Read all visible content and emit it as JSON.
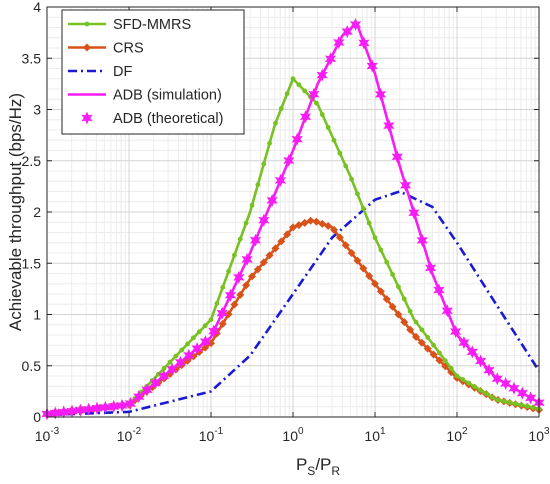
{
  "chart_data": {
    "type": "line",
    "xscale": "log",
    "xlim": [
      0.001,
      1000
    ],
    "ylim": [
      0,
      4
    ],
    "grid": true,
    "minor_grid": true,
    "legend_position": "top-left",
    "xlabel": {
      "main_1": "P",
      "sub_1": "S",
      "main_2": "/P",
      "sub_2": "R"
    },
    "ylabel": "Achievable throughput (bps/Hz)",
    "xticks": [
      {
        "value": 0.001,
        "base": "10",
        "exp": "-3"
      },
      {
        "value": 0.01,
        "base": "10",
        "exp": "-2"
      },
      {
        "value": 0.1,
        "base": "10",
        "exp": "-1"
      },
      {
        "value": 1,
        "base": "10",
        "exp": "0"
      },
      {
        "value": 10,
        "base": "10",
        "exp": "1"
      },
      {
        "value": 100,
        "base": "10",
        "exp": "2"
      },
      {
        "value": 1000,
        "base": "10",
        "exp": "3"
      }
    ],
    "yticks": [
      {
        "value": 0,
        "label": "0"
      },
      {
        "value": 0.5,
        "label": "0.5"
      },
      {
        "value": 1,
        "label": "1"
      },
      {
        "value": 1.5,
        "label": "1.5"
      },
      {
        "value": 2,
        "label": "2"
      },
      {
        "value": 2.5,
        "label": "2.5"
      },
      {
        "value": 3,
        "label": "3"
      },
      {
        "value": 3.5,
        "label": "3.5"
      },
      {
        "value": 4,
        "label": "4"
      }
    ],
    "series": [
      {
        "name": "SFD-MMRS",
        "color": "#77c122",
        "line": "solid",
        "marker": "dot",
        "x": [
          0.001,
          0.01,
          0.1,
          0.3,
          0.6,
          1,
          2,
          5,
          10,
          30,
          100,
          300,
          1000
        ],
        "y": [
          0.03,
          0.12,
          0.95,
          2.0,
          2.85,
          3.3,
          3.05,
          2.35,
          1.75,
          0.95,
          0.4,
          0.17,
          0.08
        ]
      },
      {
        "name": "CRS",
        "color": "#d8531a",
        "line": "solid",
        "marker": "diamond",
        "x": [
          0.001,
          0.01,
          0.1,
          0.3,
          1,
          1.7,
          3,
          10,
          30,
          100,
          300,
          1000
        ],
        "y": [
          0.03,
          0.12,
          0.72,
          1.35,
          1.85,
          1.92,
          1.85,
          1.3,
          0.8,
          0.38,
          0.17,
          0.07
        ]
      },
      {
        "name": "DF",
        "color": "#1a1ad4",
        "line": "dashdot",
        "marker": "none",
        "x": [
          0.001,
          0.01,
          0.1,
          0.3,
          1,
          3,
          10,
          20,
          50,
          100,
          300,
          1000
        ],
        "y": [
          0.02,
          0.05,
          0.25,
          0.6,
          1.2,
          1.75,
          2.12,
          2.2,
          2.05,
          1.7,
          1.1,
          0.45
        ]
      },
      {
        "name": "ADB (simulation)",
        "color": "#f81cf4",
        "line": "solid",
        "marker": "none",
        "x": [
          0.001,
          0.01,
          0.1,
          0.3,
          1,
          2,
          4,
          6,
          10,
          20,
          50,
          100,
          300,
          1000
        ],
        "y": [
          0.03,
          0.12,
          0.78,
          1.6,
          2.6,
          3.25,
          3.72,
          3.84,
          3.35,
          2.45,
          1.4,
          0.8,
          0.38,
          0.14
        ]
      },
      {
        "name": "ADB (theoretical)",
        "color": "#f81cf4",
        "line": "none",
        "marker": "hexagram",
        "x": [
          0.001,
          0.01,
          0.1,
          0.3,
          1,
          2,
          4,
          6,
          10,
          20,
          50,
          100,
          300,
          1000
        ],
        "y": [
          0.03,
          0.12,
          0.78,
          1.6,
          2.6,
          3.25,
          3.72,
          3.84,
          3.35,
          2.45,
          1.4,
          0.8,
          0.38,
          0.14
        ]
      }
    ]
  }
}
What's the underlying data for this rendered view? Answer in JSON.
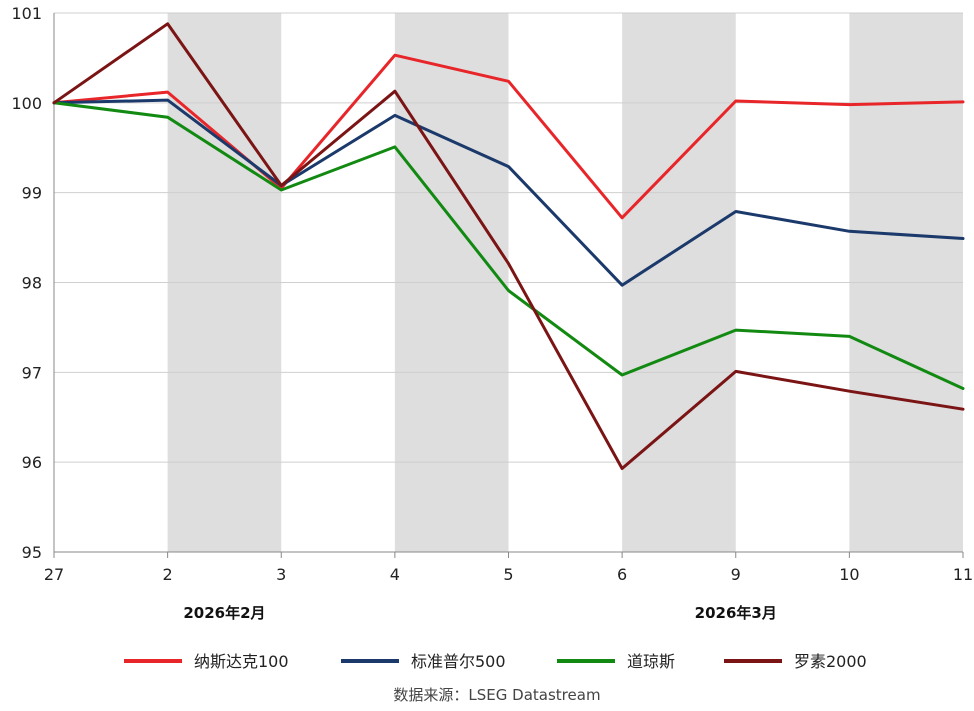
{
  "chart_data": {
    "type": "line",
    "categories": [
      "27",
      "2",
      "3",
      "4",
      "5",
      "6",
      "9",
      "10",
      "11"
    ],
    "month_labels": [
      {
        "text": "2026年2月",
        "from": 0,
        "to": 3
      },
      {
        "text": "2026年3月",
        "from": 3,
        "to": 9
      }
    ],
    "shaded_bands": [
      [
        1,
        2
      ],
      [
        3,
        4
      ],
      [
        5,
        6
      ],
      [
        7,
        8
      ]
    ],
    "ylim": [
      95,
      101
    ],
    "yticks": [
      95,
      96,
      97,
      98,
      99,
      100,
      101
    ],
    "grid": true,
    "legend_position": "bottom",
    "series": [
      {
        "name": "纳斯达克100",
        "color": "#e8262a",
        "values": [
          100.0,
          100.12,
          99.05,
          100.53,
          100.24,
          98.72,
          100.02,
          99.98,
          100.01
        ]
      },
      {
        "name": "标准普尔500",
        "color": "#1b3a6b",
        "values": [
          100.0,
          100.03,
          99.08,
          99.86,
          99.29,
          97.97,
          98.79,
          98.57,
          98.49
        ]
      },
      {
        "name": "道琼斯",
        "color": "#128a12",
        "values": [
          100.0,
          99.84,
          99.03,
          99.51,
          97.91,
          96.97,
          97.47,
          97.4,
          96.82
        ]
      },
      {
        "name": "罗素2000",
        "color": "#7b1414",
        "values": [
          100.0,
          100.88,
          99.08,
          100.13,
          98.21,
          95.93,
          97.01,
          96.79,
          96.59
        ]
      }
    ],
    "source": "数据来源：LSEG Datastream"
  }
}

+++

REQUIREMENTS: Without the pictures, print the whole listing exactly as given.

RESULT OF THE EXERCISE:
Read all visible content and emit it as JSON.
{
  "chart_data": {
    "type": "line",
    "xscale": "log",
    "xlim": [
      0.001,
      1000
    ],
    "ylim": [
      0,
      4
    ],
    "grid": true,
    "minor_grid": true,
    "legend_position": "top-left",
    "xlabel": {
      "main_1": "P",
      "sub_1": "S",
      "main_2": "/P",
      "sub_2": "R"
    },
    "ylabel": "Achievable throughput (bps/Hz)",
    "xticks": [
      {
        "value": 0.001,
        "base": "10",
        "exp": "-3"
      },
      {
        "value": 0.01,
        "base": "10",
        "exp": "-2"
      },
      {
        "value": 0.1,
        "base": "10",
        "exp": "-1"
      },
      {
        "value": 1,
        "base": "10",
        "exp": "0"
      },
      {
        "value": 10,
        "base": "10",
        "exp": "1"
      },
      {
        "value": 100,
        "base": "10",
        "exp": "2"
      },
      {
        "value": 1000,
        "base": "10",
        "exp": "3"
      }
    ],
    "yticks": [
      {
        "value": 0,
        "label": "0"
      },
      {
        "value": 0.5,
        "label": "0.5"
      },
      {
        "value": 1,
        "label": "1"
      },
      {
        "value": 1.5,
        "label": "1.5"
      },
      {
        "value": 2,
        "label": "2"
      },
      {
        "value": 2.5,
        "label": "2.5"
      },
      {
        "value": 3,
        "label": "3"
      },
      {
        "value": 3.5,
        "label": "3.5"
      },
      {
        "value": 4,
        "label": "4"
      }
    ],
    "series": [
      {
        "name": "SFD-MMRS",
        "color": "#77c122",
        "line": "solid",
        "marker": "dot",
        "x": [
          0.001,
          0.01,
          0.1,
          0.3,
          0.6,
          1,
          2,
          5,
          10,
          30,
          100,
          300,
          1000
        ],
        "y": [
          0.03,
          0.12,
          0.95,
          2.0,
          2.85,
          3.3,
          3.05,
          2.35,
          1.75,
          0.95,
          0.4,
          0.17,
          0.08
        ]
      },
      {
        "name": "CRS",
        "color": "#d8531a",
        "line": "solid",
        "marker": "diamond",
        "x": [
          0.001,
          0.01,
          0.1,
          0.3,
          1,
          1.7,
          3,
          10,
          30,
          100,
          300,
          1000
        ],
        "y": [
          0.03,
          0.12,
          0.72,
          1.35,
          1.85,
          1.92,
          1.85,
          1.3,
          0.8,
          0.38,
          0.17,
          0.07
        ]
      },
      {
        "name": "DF",
        "color": "#1a1ad4",
        "line": "dashdot",
        "marker": "none",
        "x": [
          0.001,
          0.01,
          0.1,
          0.3,
          1,
          3,
          10,
          20,
          50,
          100,
          300,
          1000
        ],
        "y": [
          0.02,
          0.05,
          0.25,
          0.6,
          1.2,
          1.75,
          2.12,
          2.2,
          2.05,
          1.7,
          1.1,
          0.45
        ]
      },
      {
        "name": "ADB (simulation)",
        "color": "#f81cf4",
        "line": "solid",
        "marker": "none",
        "x": [
          0.001,
          0.01,
          0.1,
          0.3,
          1,
          2,
          4,
          6,
          10,
          20,
          50,
          100,
          300,
          1000
        ],
        "y": [
          0.03,
          0.12,
          0.78,
          1.6,
          2.6,
          3.25,
          3.72,
          3.84,
          3.35,
          2.45,
          1.4,
          0.8,
          0.38,
          0.14
        ]
      },
      {
        "name": "ADB (theoretical)",
        "color": "#f81cf4",
        "line": "none",
        "marker": "hexagram",
        "x": [
          0.001,
          0.01,
          0.1,
          0.3,
          1,
          2,
          4,
          6,
          10,
          20,
          50,
          100,
          300,
          1000
        ],
        "y": [
          0.03,
          0.12,
          0.78,
          1.6,
          2.6,
          3.25,
          3.72,
          3.84,
          3.35,
          2.45,
          1.4,
          0.8,
          0.38,
          0.14
        ]
      }
    ]
  }
}
What's the underlying data for this rendered view? Answer in JSON.
{
  "chart_data": {
    "type": "line",
    "categories": [
      "27",
      "2",
      "3",
      "4",
      "5",
      "6",
      "9",
      "10",
      "11"
    ],
    "month_labels": [
      {
        "text": "2026年2月",
        "from": 0,
        "to": 3
      },
      {
        "text": "2026年3月",
        "from": 3,
        "to": 9
      }
    ],
    "shaded_bands": [
      [
        1,
        2
      ],
      [
        3,
        4
      ],
      [
        5,
        6
      ],
      [
        7,
        8
      ]
    ],
    "ylim": [
      95,
      101
    ],
    "yticks": [
      95,
      96,
      97,
      98,
      99,
      100,
      101
    ],
    "grid": true,
    "legend_position": "bottom",
    "series": [
      {
        "name": "纳斯达克100",
        "color": "#e8262a",
        "values": [
          100.0,
          100.12,
          99.05,
          100.53,
          100.24,
          98.72,
          100.02,
          99.98,
          100.01
        ]
      },
      {
        "name": "标准普尔500",
        "color": "#1b3a6b",
        "values": [
          100.0,
          100.03,
          99.08,
          99.86,
          99.29,
          97.97,
          98.79,
          98.57,
          98.49
        ]
      },
      {
        "name": "道琼斯",
        "color": "#128a12",
        "values": [
          100.0,
          99.84,
          99.03,
          99.51,
          97.91,
          96.97,
          97.47,
          97.4,
          96.82
        ]
      },
      {
        "name": "罗素2000",
        "color": "#7b1414",
        "values": [
          100.0,
          100.88,
          99.08,
          100.13,
          98.21,
          95.93,
          97.01,
          96.79,
          96.59
        ]
      }
    ],
    "source": "数据来源：LSEG Datastream"
  }
}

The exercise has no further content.